Gather up the lines with the word "福州名成水产品市场有限公司" in them.

Recorded data
— Begin —

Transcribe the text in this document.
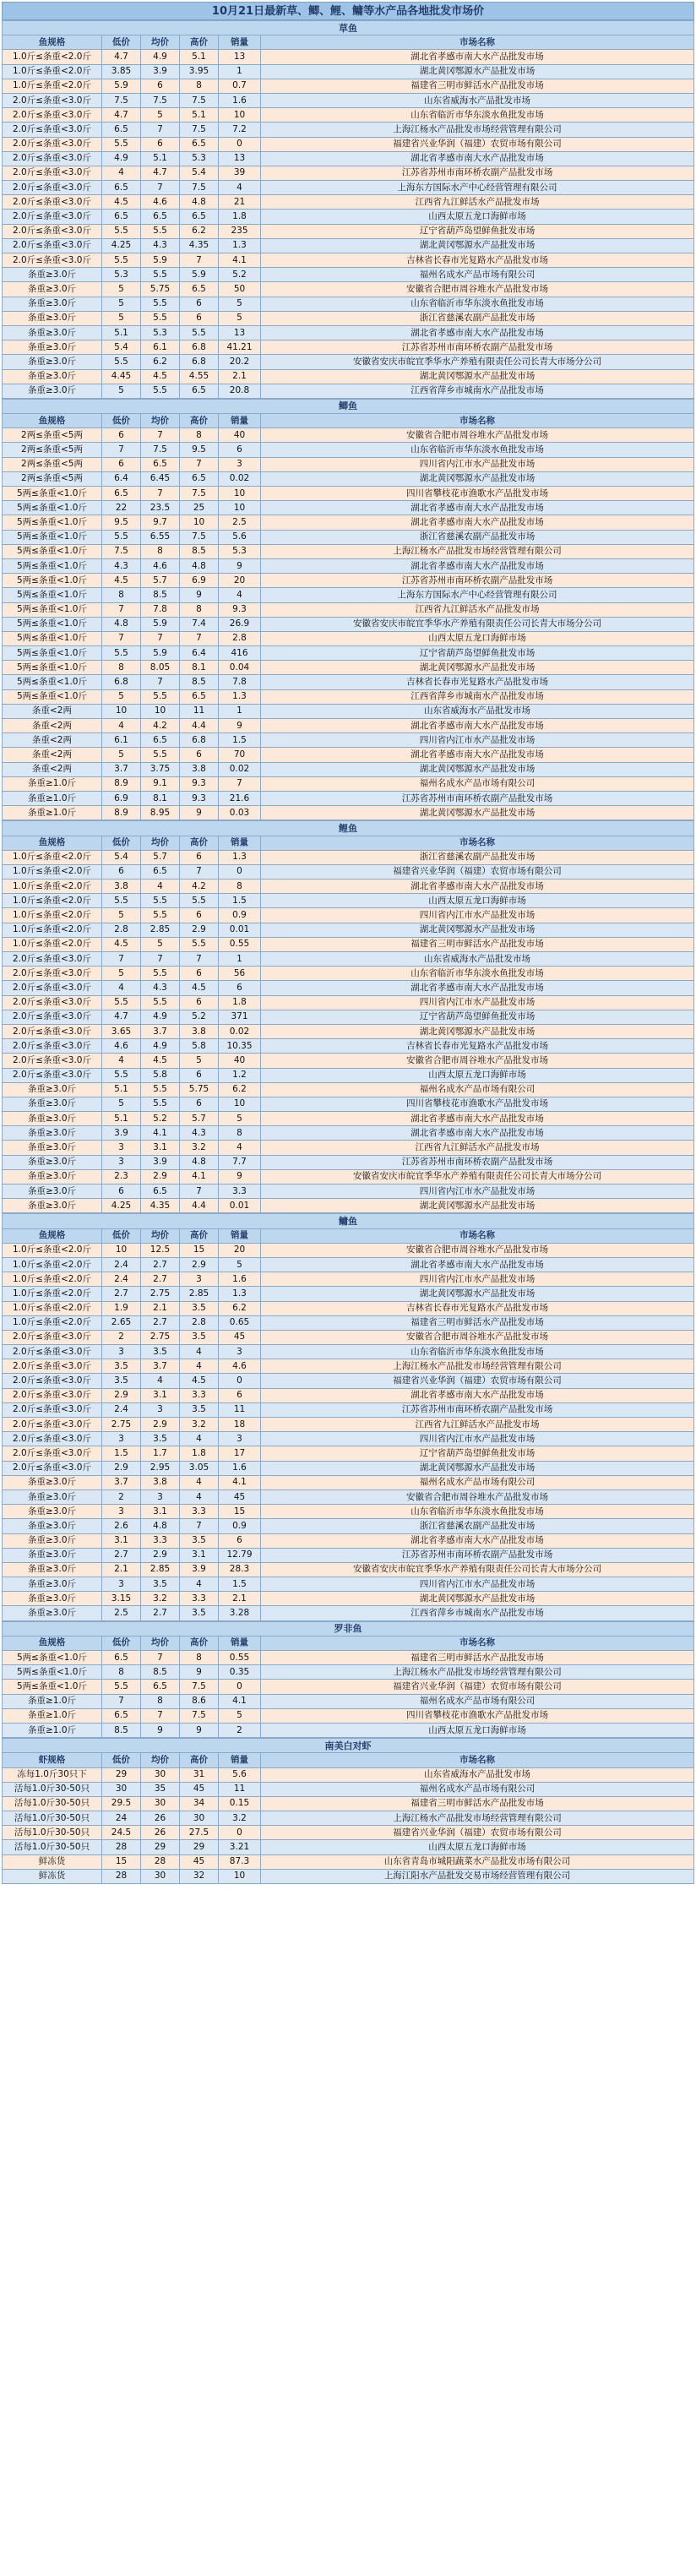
10月21日最新草、鲫、鲤、鳙等水产品各地批发市场价
草鱼					
鱼规格	低价	均价	高价	销量	市场名称
1.0斤≤条重<2.0斤	4.7	4.9	5.1	13	湖北省孝感市南大水产品批发市场
1.0斤≤条重<2.0斤	3.85	3.9	3.95	1	湖北黄冈鄂源水产品批发市场
1.0斤≤条重<2.0斤	5.9	6	8	0.7	福建省三明市鲜活水产品批发市场
2.0斤≤条重<3.0斤	7.5	7.5	7.5	1.6	山东省威海水产品批发市场
2.0斤≤条重<3.0斤	4.7	5	5.1	10	山东省临沂市华东淡水鱼批发市场
2.0斤≤条重<3.0斤	6.5	7	7.5	7.2	上海江杨水产品批发市场经营管理有限公司
2.0斤≤条重<3.0斤	5.5	6	6.5	0	福建省兴业华润（福建）农贸市场有限公司
2.0斤≤条重<3.0斤	4.9	5.1	5.3	13	湖北省孝感市南大水产品批发市场
2.0斤≤条重<3.0斤	4	4.7	5.4	39	江苏省苏州市南环桥农副产品批发市场
2.0斤≤条重<3.0斤	6.5	7	7.5	4	上海东方国际水产中心经营管理有限公司
2.0斤≤条重<3.0斤	4.5	4.6	4.8	21	江西省九江鲜活水产品批发市场
2.0斤≤条重<3.0斤	6.5	6.5	6.5	1.8	山西太原五龙口海鲜市场
2.0斤≤条重<3.0斤	5.5	5.5	6.2	235	辽宁省葫芦岛望鲜鱼批发市场
2.0斤≤条重<3.0斤	4.25	4.3	4.35	1.3	湖北黄冈鄂源水产品批发市场
2.0斤≤条重<3.0斤	5.5	5.9	7	4.1	吉林省长春市光复路水产品批发市场
条重≥3.0斤	5.3	5.5	5.9	5.2	福州名成水产品市场有限公司
条重≥3.0斤	5	5.75	6.5	50	安徽省合肥市周谷堆水产品批发市场
条重≥3.0斤	5	5.5	6	5	山东省临沂市华东淡水鱼批发市场
条重≥3.0斤	5	5.5	6	5	浙江省慈溪农副产品批发市场
条重≥3.0斤	5.1	5.3	5.5	13	湖北省孝感市南大水产品批发市场
条重≥3.0斤	5.4	6.1	6.8	41.21	江苏省苏州市南环桥农副产品批发市场
条重≥3.0斤	5.5	6.2	6.8	20.2	安徽省安庆市皖宜季华水产养殖有限责任公司长青大市场分公司
条重≥3.0斤	4.45	4.5	4.55	2.1	湖北黄冈鄂源水产品批发市场
条重≥3.0斤	5	5.5	6.5	20.8	江西省萍乡市城南水产品批发市场
鲫鱼					
鱼规格	低价	均价	高价	销量	市场名称
2两≤条重<5两	6	7	8	40	安徽省合肥市周谷堆水产品批发市场
2两≤条重<5两	7	7.5	9.5	6	山东省临沂市华东淡水鱼批发市场
2两≤条重<5两	6	6.5	7	3	四川省内江市水产品批发市场
2两≤条重<5两	6.4	6.45	6.5	0.02	湖北黄冈鄂源水产品批发市场
5两≤条重<1.0斤	6.5	7	7.5	10	四川省攀枝花市渔歌水产品批发市场
5两≤条重<1.0斤	22	23.5	25	10	湖北省孝感市南大水产品批发市场
5两≤条重<1.0斤	9.5	9.7	10	2.5	湖北省孝感市南大水产品批发市场
5两≤条重<1.0斤	5.5	6.55	7.5	5.6	浙江省慈溪农副产品批发市场
5两≤条重<1.0斤	7.5	8	8.5	5.3	上海江杨水产品批发市场经营管理有限公司
5两≤条重<1.0斤	4.3	4.6	4.8	9	湖北省孝感市南大水产品批发市场
5两≤条重<1.0斤	4.5	5.7	6.9	20	江苏省苏州市南环桥农副产品批发市场
5两≤条重<1.0斤	8	8.5	9	4	上海东方国际水产中心经营管理有限公司
5两≤条重<1.0斤	7	7.8	8	9.3	江西省九江鲜活水产品批发市场
5两≤条重<1.0斤	4.8	5.9	7.4	26.9	安徽省安庆市皖宜季华水产养殖有限责任公司长青大市场分公司
5两≤条重<1.0斤	7	7	7	2.8	山西太原五龙口海鲜市场
5两≤条重<1.0斤	5.5	5.9	6.4	416	辽宁省葫芦岛望鲜鱼批发市场
5两≤条重<1.0斤	8	8.05	8.1	0.04	湖北黄冈鄂源水产品批发市场
5两≤条重<1.0斤	6.8	7	8.5	7.8	吉林省长春市光复路水产品批发市场
5两≤条重<1.0斤	5	5.5	6.5	1.3	江西省萍乡市城南水产品批发市场
条重<2两	10	10	11	1	山东省威海水产品批发市场
条重<2两	4	4.2	4.4	9	湖北省孝感市南大水产品批发市场
条重<2两	6.1	6.5	6.8	1.5	四川省内江市水产品批发市场
条重<2两	5	5.5	6	70	湖北省孝感市南大水产品批发市场
条重<2两	3.7	3.75	3.8	0.02	湖北黄冈鄂源水产品批发市场
条重≥1.0斤	8.9	9.1	9.3	7	福州名成水产品市场有限公司
条重≥1.0斤	6.9	8.1	9.3	21.6	江苏省苏州市南环桥农副产品批发市场
条重≥1.0斤	8.9	8.95	9	0.03	湖北黄冈鄂源水产品批发市场
鲤鱼					
鱼规格	低价	均价	高价	销量	市场名称
1.0斤≤条重<2.0斤	5.4	5.7	6	1.3	浙江省慈溪农副产品批发市场
1.0斤≤条重<2.0斤	6	6.5	7	0	福建省兴业华润（福建）农贸市场有限公司
1.0斤≤条重<2.0斤	3.8	4	4.2	8	湖北省孝感市南大水产品批发市场
1.0斤≤条重<2.0斤	5.5	5.5	5.5	1.5	山西太原五龙口海鲜市场
1.0斤≤条重<2.0斤	5	5.5	6	0.9	四川省内江市水产品批发市场
1.0斤≤条重<2.0斤	2.8	2.85	2.9	0.01	湖北黄冈鄂源水产品批发市场
1.0斤≤条重<2.0斤	4.5	5	5.5	0.55	福建省三明市鲜活水产品批发市场
2.0斤≤条重<3.0斤	7	7	7	1	山东省威海水产品批发市场
2.0斤≤条重<3.0斤	5	5.5	6	56	山东省临沂市华东淡水鱼批发市场
2.0斤≤条重<3.0斤	4	4.3	4.5	6	湖北省孝感市南大水产品批发市场
2.0斤≤条重<3.0斤	5.5	5.5	6	1.8	四川省内江市水产品批发市场
2.0斤≤条重<3.0斤	4.7	4.9	5.2	371	辽宁省葫芦岛望鲜鱼批发市场
2.0斤≤条重<3.0斤	3.65	3.7	3.8	0.02	湖北黄冈鄂源水产品批发市场
2.0斤≤条重<3.0斤	4.6	4.9	5.8	10.35	吉林省长春市光复路水产品批发市场
2.0斤≤条重<3.0斤	4	4.5	5	40	安徽省合肥市周谷堆水产品批发市场
2.0斤≤条重<3.0斤	5.5	5.8	6	1.2	山西太原五龙口海鲜市场
条重≥3.0斤	5.1	5.5	5.75	6.2	福州名成水产品市场有限公司
条重≥3.0斤	5	5.5	6	10	四川省攀枝花市渔歌水产品批发市场
条重≥3.0斤	5.1	5.2	5.7	5	湖北省孝感市南大水产品批发市场
条重≥3.0斤	3.9	4.1	4.3	8	湖北省孝感市南大水产品批发市场
条重≥3.0斤	3	3.1	3.2	4	江西省九江鲜活水产品批发市场
条重≥3.0斤	3	3.9	4.8	7.7	江苏省苏州市南环桥农副产品批发市场
条重≥3.0斤	2.3	2.9	4.1	9	安徽省安庆市皖宜季华水产养殖有限责任公司长青大市场分公司
条重≥3.0斤	6	6.5	7	3.3	四川省内江市水产品批发市场
条重≥3.0斤	4.25	4.35	4.4	0.01	湖北黄冈鄂源水产品批发市场
鳙鱼					
鱼规格	低价	均价	高价	销量	市场名称
1.0斤≤条重<2.0斤	10	12.5	15	20	安徽省合肥市周谷堆水产品批发市场
1.0斤≤条重<2.0斤	2.4	2.7	2.9	5	湖北省孝感市南大水产品批发市场
1.0斤≤条重<2.0斤	2.4	2.7	3	1.6	四川省内江市水产品批发市场
1.0斤≤条重<2.0斤	2.7	2.75	2.85	1.3	湖北黄冈鄂源水产品批发市场
1.0斤≤条重<2.0斤	1.9	2.1	3.5	6.2	吉林省长春市光复路水产品批发市场
1.0斤≤条重<2.0斤	2.65	2.7	2.8	0.65	福建省三明市鲜活水产品批发市场
2.0斤≤条重<3.0斤	2	2.75	3.5	45	安徽省合肥市周谷堆水产品批发市场
2.0斤≤条重<3.0斤	3	3.5	4	3	山东省临沂市华东淡水鱼批发市场
2.0斤≤条重<3.0斤	3.5	3.7	4	4.6	上海江杨水产品批发市场经营管理有限公司
2.0斤≤条重<3.0斤	3.5	4	4.5	0	福建省兴业华润（福建）农贸市场有限公司
2.0斤≤条重<3.0斤	2.9	3.1	3.3	6	湖北省孝感市南大水产品批发市场
2.0斤≤条重<3.0斤	2.4	3	3.5	11	江苏省苏州市南环桥农副产品批发市场
2.0斤≤条重<3.0斤	2.75	2.9	3.2	18	江西省九江鲜活水产品批发市场
2.0斤≤条重<3.0斤	3	3.5	4	3	四川省内江市水产品批发市场
2.0斤≤条重<3.0斤	1.5	1.7	1.8	17	辽宁省葫芦岛望鲜鱼批发市场
2.0斤≤条重<3.0斤	2.9	2.95	3.05	1.6	湖北黄冈鄂源水产品批发市场
条重≥3.0斤	3.7	3.8	4	4.1	福州名成水产品市场有限公司
条重≥3.0斤	2	3	4	45	安徽省合肥市周谷堆水产品批发市场
条重≥3.0斤	3	3.1	3.3	15	山东省临沂市华东淡水鱼批发市场
条重≥3.0斤	2.6	4.8	7	0.9	浙江省慈溪农副产品批发市场
条重≥3.0斤	3.1	3.3	3.5	6	湖北省孝感市南大水产品批发市场
条重≥3.0斤	2.7	2.9	3.1	12.79	江苏省苏州市南环桥农副产品批发市场
条重≥3.0斤	2.1	2.85	3.9	28.3	安徽省安庆市皖宜季华水产养殖有限责任公司长青大市场分公司
条重≥3.0斤	3	3.5	4	1.5	四川省内江市水产品批发市场
条重≥3.0斤	3.15	3.2	3.3	2.1	湖北黄冈鄂源水产品批发市场
条重≥3.0斤	2.5	2.7	3.5	3.28	江西省萍乡市城南水产品批发市场
罗非鱼					
鱼规格	低价	均价	高价	销量	市场名称
5两≤条重<1.0斤	6.5	7	8	0.55	福建省三明市鲜活水产品批发市场
5两≤条重<1.0斤	8	8.5	9	0.35	上海江杨水产品批发市场经营管理有限公司
5两≤条重<1.0斤	5.5	6.5	7.5	0	福建省兴业华润（福建）农贸市场有限公司
条重≥1.0斤	7	8	8.6	4.1	福州名成水产品市场有限公司
条重≥1.0斤	6.5	7	7.5	5	四川省攀枝花市渔歌水产品批发市场
条重≥1.0斤	8.5	9	9	2	山西太原五龙口海鲜市场
南美白对虾					
虾规格	低价	均价	高价	销量	市场名称
冻每1.0斤30只下	29	30	31	5.6	山东省威海水产品批发市场
活每1.0斤30-50只	30	35	45	11	福州名成水产品市场有限公司
活每1.0斤30-50只	29.5	30	34	0.15	福建省三明市鲜活水产品批发市场
活每1.0斤30-50只	24	26	30	3.2	上海江杨水产品批发市场经营管理有限公司
活每1.0斤30-50只	24.5	26	27.5	0	福建省兴业华润（福建）农贸市场有限公司
活每1.0斤30-50只	28	29	29	3.21	山西太原五龙口海鲜市场
鲜冻货	15	28	45	87.3	山东省青岛市城阳蔬菜水产品批发市场有限公司
鲜冻货	28	30	32	10	上海江阳水产品批发交易市场经营管理有限公司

— End —

(Task result):
条重≥3.0斤	5.3	5.5	5.9	5.2	福州名成水产品市场有限公司
条重≥1.0斤	8.9	9.1	9.3	7	福州名成水产品市场有限公司
条重≥3.0斤	5.1	5.5	5.75	6.2	福州名成水产品市场有限公司
条重≥3.0斤	3.7	3.8	4	4.1	福州名成水产品市场有限公司
条重≥1.0斤	7	8	8.6	4.1	福州名成水产品市场有限公司
活每1.0斤30-50只	30	35	45	11	福州名成水产品市场有限公司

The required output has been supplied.